**WHAT YOU ARE ASKED TO DO**:
Locate and copy all lines bearing the word "Accessory".

**Stored data**:
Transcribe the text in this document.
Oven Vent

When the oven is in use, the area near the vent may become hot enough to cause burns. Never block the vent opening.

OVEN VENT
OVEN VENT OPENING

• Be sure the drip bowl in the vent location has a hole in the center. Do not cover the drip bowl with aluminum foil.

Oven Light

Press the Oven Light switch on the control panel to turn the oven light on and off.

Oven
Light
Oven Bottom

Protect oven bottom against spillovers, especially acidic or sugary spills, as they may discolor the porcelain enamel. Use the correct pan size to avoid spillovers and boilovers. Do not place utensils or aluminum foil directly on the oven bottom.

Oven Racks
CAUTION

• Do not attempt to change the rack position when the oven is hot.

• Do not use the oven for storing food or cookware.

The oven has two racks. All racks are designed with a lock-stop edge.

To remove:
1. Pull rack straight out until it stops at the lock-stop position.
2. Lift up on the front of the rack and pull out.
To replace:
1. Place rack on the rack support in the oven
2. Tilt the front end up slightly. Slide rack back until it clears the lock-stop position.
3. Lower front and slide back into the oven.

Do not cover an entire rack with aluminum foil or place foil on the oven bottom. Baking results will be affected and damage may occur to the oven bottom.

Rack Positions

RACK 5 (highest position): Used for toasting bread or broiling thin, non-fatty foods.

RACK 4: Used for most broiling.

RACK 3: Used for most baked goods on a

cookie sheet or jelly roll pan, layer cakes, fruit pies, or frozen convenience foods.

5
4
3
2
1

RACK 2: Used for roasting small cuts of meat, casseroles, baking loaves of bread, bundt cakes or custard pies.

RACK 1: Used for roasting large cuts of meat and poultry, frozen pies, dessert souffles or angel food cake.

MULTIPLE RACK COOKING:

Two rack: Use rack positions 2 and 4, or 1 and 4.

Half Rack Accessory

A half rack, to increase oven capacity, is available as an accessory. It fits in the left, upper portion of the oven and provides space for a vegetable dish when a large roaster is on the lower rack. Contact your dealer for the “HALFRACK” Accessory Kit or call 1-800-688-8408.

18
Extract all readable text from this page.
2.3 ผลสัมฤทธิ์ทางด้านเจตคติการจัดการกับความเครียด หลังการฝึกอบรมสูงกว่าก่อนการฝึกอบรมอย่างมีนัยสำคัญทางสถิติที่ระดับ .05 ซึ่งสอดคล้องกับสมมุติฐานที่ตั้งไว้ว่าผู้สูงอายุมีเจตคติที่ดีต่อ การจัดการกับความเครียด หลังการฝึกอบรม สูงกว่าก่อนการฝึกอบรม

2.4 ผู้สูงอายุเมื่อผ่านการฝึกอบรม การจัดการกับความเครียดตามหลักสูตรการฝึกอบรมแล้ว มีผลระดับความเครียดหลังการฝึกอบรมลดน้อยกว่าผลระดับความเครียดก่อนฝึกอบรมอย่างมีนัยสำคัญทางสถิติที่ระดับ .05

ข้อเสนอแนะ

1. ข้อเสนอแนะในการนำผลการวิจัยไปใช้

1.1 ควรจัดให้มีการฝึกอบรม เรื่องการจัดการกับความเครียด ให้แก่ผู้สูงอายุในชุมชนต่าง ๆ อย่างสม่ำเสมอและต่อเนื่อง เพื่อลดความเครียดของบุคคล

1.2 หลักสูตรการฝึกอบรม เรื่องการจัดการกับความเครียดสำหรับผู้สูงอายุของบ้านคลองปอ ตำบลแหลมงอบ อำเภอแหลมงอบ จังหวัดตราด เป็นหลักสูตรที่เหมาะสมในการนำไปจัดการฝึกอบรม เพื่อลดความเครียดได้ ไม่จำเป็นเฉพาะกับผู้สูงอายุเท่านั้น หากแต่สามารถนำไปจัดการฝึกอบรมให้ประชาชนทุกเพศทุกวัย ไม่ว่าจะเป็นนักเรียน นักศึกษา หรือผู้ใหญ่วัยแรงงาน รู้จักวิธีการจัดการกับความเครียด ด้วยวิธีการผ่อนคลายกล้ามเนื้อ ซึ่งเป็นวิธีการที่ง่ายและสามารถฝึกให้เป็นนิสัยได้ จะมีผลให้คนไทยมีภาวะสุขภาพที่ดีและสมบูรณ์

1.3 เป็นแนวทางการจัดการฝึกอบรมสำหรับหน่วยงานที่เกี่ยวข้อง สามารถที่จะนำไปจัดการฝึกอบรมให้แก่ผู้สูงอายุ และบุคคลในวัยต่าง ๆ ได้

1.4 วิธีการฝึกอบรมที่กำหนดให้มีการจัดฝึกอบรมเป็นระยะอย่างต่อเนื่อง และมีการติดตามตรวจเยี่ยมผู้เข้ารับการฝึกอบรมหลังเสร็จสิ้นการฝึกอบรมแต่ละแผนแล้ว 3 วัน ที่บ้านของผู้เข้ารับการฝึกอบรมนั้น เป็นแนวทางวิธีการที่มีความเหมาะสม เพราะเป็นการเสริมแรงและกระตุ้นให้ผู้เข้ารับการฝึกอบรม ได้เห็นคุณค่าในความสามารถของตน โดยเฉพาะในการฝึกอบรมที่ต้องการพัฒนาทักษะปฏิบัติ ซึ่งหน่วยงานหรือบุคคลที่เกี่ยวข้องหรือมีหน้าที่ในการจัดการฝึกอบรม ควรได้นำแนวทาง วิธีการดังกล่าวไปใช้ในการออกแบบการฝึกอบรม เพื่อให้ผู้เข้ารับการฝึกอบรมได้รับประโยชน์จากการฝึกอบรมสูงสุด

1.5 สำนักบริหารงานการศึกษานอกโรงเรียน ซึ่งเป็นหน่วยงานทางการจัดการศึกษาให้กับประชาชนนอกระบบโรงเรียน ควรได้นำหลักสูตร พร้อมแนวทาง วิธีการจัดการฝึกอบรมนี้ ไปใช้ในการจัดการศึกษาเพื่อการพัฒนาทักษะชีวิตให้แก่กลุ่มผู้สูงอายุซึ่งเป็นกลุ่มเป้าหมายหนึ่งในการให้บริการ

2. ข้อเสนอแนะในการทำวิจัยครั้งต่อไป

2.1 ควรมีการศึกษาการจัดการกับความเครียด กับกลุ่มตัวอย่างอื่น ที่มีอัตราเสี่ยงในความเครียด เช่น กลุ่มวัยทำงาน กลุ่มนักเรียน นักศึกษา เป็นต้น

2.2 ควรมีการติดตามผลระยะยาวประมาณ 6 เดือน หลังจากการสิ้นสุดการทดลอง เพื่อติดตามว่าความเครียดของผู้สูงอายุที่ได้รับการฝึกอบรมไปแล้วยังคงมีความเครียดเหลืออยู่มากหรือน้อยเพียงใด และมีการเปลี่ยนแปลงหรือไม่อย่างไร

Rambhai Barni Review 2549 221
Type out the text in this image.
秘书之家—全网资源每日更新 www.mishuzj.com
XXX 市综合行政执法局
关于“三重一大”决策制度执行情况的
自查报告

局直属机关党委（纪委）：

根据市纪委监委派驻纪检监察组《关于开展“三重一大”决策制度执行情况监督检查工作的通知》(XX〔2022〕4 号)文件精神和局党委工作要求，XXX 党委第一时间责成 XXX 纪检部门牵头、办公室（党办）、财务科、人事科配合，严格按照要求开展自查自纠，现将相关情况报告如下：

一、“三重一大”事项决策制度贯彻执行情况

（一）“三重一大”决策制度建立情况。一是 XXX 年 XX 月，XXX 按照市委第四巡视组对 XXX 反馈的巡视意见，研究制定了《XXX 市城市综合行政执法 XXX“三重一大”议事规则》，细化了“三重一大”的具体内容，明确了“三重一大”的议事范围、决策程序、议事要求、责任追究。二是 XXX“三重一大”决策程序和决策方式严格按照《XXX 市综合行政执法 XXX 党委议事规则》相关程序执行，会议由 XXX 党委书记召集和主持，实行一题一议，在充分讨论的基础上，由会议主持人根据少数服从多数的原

**COMPLETED EXERCISE**:
Half Rack Accessory
A half rack, to increase oven capacity, is available as an accessory. It fits in the left, upper portion of the oven and provides space for a vegetable dish when a large roaster is on the lower rack. Contact your dealer for the “HALFRACK” Accessory Kit or call 1-800-688-8408.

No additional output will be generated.